··· Stored data

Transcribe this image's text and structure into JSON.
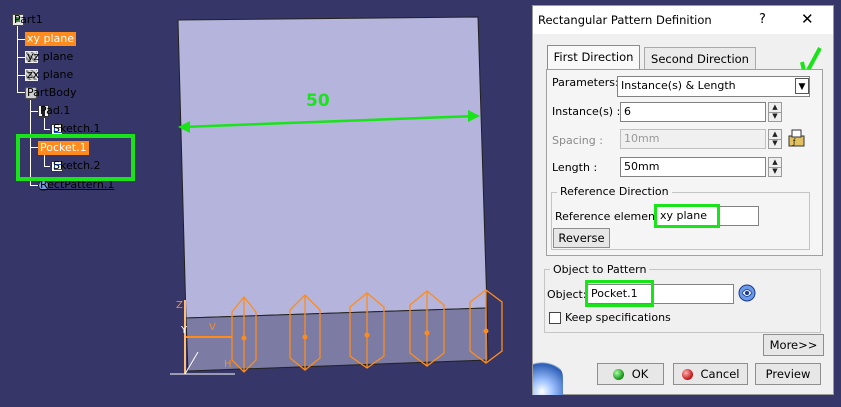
{
  "tree": {
    "part": "Part1",
    "planes": [
      "xy plane",
      "yz plane",
      "zx plane"
    ],
    "body": "PartBody",
    "pad": "Pad.1",
    "sketch1": "Sketch.1",
    "pocket": "Pocket.1",
    "sketch2": "Sketch.2",
    "pattern": "RectPattern.1"
  },
  "viewport": {
    "dimension_value": "50",
    "axis_labels": {
      "z": "Z",
      "y": "Y",
      "h": "H",
      "v": "V"
    }
  },
  "dialog": {
    "title": "Rectangular Pattern Definition",
    "help": "?",
    "close": "✕",
    "tabs": [
      "First Direction",
      "Second Direction"
    ],
    "parameters_label": "Parameters:",
    "parameters_value": "Instance(s) & Length",
    "instances_label": "Instance(s) :",
    "instances_value": "6",
    "spacing_label": "Spacing :",
    "spacing_value": "10mm",
    "length_label": "Length :",
    "length_value": "50mm",
    "ref_group": "Reference Direction",
    "ref_element_label": "Reference element:",
    "ref_element_value": "xy plane",
    "reverse": "Reverse",
    "obj_group": "Object to Pattern",
    "object_label": "Object:",
    "object_value": "Pocket.1",
    "keep_spec": "Keep specifications",
    "more": "More>>",
    "ok": "OK",
    "cancel": "Cancel",
    "preview": "Preview"
  },
  "colors": {
    "background": "#363668",
    "highlight": "#19e319",
    "selection": "#ff8a1e",
    "plate_fill": "#b4b4dc",
    "preview_orange": "#ff8c1a"
  }
}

······

Work to complete: Transcribe the whole listing exactly. Pictures are excluded.

Answer below:
Transcribe this image's text and structure into JSON.
{
  "tree": {
    "part": "Part1",
    "planes": [
      "xy plane",
      "yz plane",
      "zx plane"
    ],
    "body": "PartBody",
    "pad": "Pad.1",
    "sketch1": "Sketch.1",
    "pocket": "Pocket.1",
    "sketch2": "Sketch.2",
    "pattern": "RectPattern.1"
  },
  "viewport": {
    "dimension_value": "50",
    "axis_labels": {
      "z": "Z",
      "y": "Y",
      "h": "H",
      "v": "V"
    }
  },
  "dialog": {
    "title": "Rectangular Pattern Definition",
    "help": "?",
    "close": "✕",
    "tabs": [
      "First Direction",
      "Second Direction"
    ],
    "parameters_label": "Parameters:",
    "parameters_value": "Instance(s) & Length",
    "instances_label": "Instance(s) :",
    "instances_value": "6",
    "spacing_label": "Spacing :",
    "spacing_value": "10mm",
    "length_label": "Length :",
    "length_value": "50mm",
    "ref_group": "Reference Direction",
    "ref_element_label": "Reference element:",
    "ref_element_value": "xy plane",
    "reverse": "Reverse",
    "obj_group": "Object to Pattern",
    "object_label": "Object:",
    "object_value": "Pocket.1",
    "keep_spec": "Keep specifications",
    "more": "More>>",
    "ok": "OK",
    "cancel": "Cancel",
    "preview": "Preview"
  },
  "colors": {
    "background": "#363668",
    "highlight": "#19e319",
    "selection": "#ff8a1e",
    "plate_fill": "#b4b4dc",
    "preview_orange": "#ff8c1a"
  }
}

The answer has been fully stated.